→ **Directions for this task**: Go through the entries below and collect each line with the string "Sold" in it.
————————
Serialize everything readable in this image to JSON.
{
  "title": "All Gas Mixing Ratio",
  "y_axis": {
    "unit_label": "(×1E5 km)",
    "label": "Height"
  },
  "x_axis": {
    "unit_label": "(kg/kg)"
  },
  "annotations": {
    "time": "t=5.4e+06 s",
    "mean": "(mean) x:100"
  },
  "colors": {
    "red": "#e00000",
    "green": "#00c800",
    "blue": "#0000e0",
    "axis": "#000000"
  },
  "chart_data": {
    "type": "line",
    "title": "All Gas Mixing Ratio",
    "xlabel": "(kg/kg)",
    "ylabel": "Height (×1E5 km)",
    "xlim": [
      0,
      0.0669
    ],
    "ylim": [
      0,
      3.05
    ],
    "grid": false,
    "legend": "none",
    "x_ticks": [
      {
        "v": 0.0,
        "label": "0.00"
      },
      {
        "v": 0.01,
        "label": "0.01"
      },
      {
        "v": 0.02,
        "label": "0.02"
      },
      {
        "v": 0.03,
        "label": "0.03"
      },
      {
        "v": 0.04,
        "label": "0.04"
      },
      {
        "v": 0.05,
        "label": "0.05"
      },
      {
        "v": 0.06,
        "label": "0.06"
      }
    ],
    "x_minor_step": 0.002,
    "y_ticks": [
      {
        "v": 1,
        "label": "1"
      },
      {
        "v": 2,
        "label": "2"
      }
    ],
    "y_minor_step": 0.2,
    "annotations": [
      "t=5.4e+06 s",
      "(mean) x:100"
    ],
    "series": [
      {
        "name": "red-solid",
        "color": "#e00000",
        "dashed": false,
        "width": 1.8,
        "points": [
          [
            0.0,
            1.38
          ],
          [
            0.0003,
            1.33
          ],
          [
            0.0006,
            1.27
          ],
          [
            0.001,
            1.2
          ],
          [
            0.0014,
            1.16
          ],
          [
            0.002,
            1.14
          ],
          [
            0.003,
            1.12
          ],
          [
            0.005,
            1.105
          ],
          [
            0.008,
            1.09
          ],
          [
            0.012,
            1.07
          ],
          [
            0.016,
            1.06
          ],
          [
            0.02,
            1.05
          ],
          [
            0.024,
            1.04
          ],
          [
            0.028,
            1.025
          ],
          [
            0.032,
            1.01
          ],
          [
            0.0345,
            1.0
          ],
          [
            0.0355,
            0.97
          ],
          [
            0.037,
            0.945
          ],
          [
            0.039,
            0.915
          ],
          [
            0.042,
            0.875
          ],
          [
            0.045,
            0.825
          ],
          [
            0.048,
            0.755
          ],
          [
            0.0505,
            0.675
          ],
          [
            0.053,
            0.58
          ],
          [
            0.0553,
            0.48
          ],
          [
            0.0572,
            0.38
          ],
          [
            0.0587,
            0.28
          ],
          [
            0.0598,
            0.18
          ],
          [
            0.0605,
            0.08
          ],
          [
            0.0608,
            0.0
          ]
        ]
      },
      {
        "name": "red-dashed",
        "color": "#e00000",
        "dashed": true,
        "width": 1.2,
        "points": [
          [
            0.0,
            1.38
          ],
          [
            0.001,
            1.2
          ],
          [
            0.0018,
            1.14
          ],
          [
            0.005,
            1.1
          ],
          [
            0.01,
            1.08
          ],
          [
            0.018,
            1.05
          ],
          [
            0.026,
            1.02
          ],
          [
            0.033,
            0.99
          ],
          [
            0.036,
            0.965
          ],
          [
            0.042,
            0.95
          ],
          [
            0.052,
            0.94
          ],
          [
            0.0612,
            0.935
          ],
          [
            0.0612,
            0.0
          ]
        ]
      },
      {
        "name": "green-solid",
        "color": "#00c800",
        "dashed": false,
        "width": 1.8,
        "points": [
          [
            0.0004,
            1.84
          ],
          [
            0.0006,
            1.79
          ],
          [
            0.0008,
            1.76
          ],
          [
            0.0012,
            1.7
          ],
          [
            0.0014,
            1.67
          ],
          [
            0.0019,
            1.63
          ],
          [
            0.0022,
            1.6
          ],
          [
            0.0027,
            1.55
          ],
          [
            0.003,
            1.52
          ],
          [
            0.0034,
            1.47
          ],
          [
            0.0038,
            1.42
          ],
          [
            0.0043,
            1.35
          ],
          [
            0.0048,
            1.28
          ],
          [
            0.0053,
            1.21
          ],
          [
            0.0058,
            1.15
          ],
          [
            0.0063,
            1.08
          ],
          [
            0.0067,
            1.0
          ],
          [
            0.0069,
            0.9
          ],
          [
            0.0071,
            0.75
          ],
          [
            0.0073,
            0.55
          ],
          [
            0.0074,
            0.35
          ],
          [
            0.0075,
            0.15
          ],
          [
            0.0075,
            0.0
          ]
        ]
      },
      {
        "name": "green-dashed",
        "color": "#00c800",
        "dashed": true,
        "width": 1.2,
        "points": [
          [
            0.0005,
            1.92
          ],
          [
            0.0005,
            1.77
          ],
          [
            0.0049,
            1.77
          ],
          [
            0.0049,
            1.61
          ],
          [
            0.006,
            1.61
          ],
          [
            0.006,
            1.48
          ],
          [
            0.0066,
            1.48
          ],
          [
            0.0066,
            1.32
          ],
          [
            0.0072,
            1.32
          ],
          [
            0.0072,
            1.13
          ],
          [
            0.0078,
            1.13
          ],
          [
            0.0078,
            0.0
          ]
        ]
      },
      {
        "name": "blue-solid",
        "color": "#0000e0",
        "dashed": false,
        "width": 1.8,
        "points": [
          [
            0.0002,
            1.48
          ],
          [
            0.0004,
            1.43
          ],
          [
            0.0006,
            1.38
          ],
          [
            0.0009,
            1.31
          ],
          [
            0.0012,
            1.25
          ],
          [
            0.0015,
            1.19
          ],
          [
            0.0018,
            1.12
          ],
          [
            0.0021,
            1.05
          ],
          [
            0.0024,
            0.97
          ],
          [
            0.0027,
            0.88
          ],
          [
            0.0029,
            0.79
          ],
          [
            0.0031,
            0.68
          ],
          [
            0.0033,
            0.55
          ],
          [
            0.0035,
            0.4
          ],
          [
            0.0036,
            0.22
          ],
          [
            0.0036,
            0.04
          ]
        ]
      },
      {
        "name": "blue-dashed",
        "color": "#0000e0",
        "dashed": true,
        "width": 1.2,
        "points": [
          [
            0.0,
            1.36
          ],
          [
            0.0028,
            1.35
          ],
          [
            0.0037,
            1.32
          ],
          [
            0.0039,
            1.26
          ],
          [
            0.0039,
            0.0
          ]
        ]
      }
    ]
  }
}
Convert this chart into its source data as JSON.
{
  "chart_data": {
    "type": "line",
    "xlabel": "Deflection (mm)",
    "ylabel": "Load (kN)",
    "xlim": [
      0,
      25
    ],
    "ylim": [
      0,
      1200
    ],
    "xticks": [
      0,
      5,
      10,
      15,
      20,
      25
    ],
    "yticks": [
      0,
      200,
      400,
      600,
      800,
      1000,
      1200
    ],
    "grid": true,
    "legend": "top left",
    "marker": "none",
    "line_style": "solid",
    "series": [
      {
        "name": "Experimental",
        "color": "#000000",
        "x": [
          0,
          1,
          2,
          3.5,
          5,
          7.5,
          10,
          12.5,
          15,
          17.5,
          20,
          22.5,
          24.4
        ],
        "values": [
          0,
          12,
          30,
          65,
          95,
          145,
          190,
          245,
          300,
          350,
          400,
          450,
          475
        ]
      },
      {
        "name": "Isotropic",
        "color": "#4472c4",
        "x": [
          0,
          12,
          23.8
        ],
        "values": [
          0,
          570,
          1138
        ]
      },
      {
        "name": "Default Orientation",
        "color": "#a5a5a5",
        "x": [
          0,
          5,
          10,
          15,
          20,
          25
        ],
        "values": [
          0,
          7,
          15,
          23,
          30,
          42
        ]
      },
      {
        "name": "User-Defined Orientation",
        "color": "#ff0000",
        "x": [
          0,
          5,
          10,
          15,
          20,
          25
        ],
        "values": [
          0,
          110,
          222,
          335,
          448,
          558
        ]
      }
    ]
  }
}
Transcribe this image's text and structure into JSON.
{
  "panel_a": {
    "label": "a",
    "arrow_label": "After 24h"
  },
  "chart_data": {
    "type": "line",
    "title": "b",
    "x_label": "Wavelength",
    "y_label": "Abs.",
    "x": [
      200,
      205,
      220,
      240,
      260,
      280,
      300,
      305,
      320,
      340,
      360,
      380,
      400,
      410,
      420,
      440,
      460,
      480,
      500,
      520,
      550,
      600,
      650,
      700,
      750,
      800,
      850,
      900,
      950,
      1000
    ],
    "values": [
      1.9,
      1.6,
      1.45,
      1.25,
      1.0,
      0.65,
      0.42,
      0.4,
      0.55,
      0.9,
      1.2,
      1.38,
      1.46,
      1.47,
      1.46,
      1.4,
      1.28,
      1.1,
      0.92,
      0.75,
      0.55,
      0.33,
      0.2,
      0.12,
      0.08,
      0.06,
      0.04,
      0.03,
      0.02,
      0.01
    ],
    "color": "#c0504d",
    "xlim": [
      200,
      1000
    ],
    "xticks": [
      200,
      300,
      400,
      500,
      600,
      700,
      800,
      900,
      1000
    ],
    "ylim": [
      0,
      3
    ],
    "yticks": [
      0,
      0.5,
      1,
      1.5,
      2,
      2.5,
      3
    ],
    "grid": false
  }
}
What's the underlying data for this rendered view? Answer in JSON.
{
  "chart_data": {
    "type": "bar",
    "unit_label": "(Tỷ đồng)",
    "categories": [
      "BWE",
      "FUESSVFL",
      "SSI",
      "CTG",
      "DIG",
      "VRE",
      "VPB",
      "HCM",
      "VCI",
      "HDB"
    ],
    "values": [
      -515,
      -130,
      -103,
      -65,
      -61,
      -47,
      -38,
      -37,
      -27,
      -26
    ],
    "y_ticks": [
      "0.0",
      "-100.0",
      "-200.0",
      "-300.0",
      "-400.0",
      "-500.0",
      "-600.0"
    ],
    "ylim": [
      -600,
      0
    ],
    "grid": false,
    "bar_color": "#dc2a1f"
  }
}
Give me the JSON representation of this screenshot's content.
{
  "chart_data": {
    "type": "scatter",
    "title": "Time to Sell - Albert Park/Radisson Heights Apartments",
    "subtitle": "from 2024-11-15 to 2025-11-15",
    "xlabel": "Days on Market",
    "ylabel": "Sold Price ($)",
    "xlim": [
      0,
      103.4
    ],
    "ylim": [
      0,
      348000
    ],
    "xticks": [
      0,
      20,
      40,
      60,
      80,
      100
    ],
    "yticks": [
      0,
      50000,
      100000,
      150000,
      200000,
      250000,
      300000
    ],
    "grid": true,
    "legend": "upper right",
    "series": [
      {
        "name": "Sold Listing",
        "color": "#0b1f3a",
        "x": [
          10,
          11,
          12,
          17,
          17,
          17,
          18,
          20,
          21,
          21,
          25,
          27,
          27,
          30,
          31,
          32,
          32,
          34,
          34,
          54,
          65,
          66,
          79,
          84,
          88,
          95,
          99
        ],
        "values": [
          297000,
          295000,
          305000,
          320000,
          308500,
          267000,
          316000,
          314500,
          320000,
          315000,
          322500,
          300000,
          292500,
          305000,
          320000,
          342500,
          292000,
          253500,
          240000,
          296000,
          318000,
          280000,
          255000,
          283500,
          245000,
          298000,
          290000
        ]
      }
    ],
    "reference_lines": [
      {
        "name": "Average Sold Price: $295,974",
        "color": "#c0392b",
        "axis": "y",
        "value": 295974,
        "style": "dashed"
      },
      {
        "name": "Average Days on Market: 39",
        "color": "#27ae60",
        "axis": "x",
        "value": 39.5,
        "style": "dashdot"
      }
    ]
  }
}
————————
→ **Task response**:
    "ylabel": "Sold Price ($)",
        "name": "Sold Listing",
        "name": "Average Sold Price: $295,974",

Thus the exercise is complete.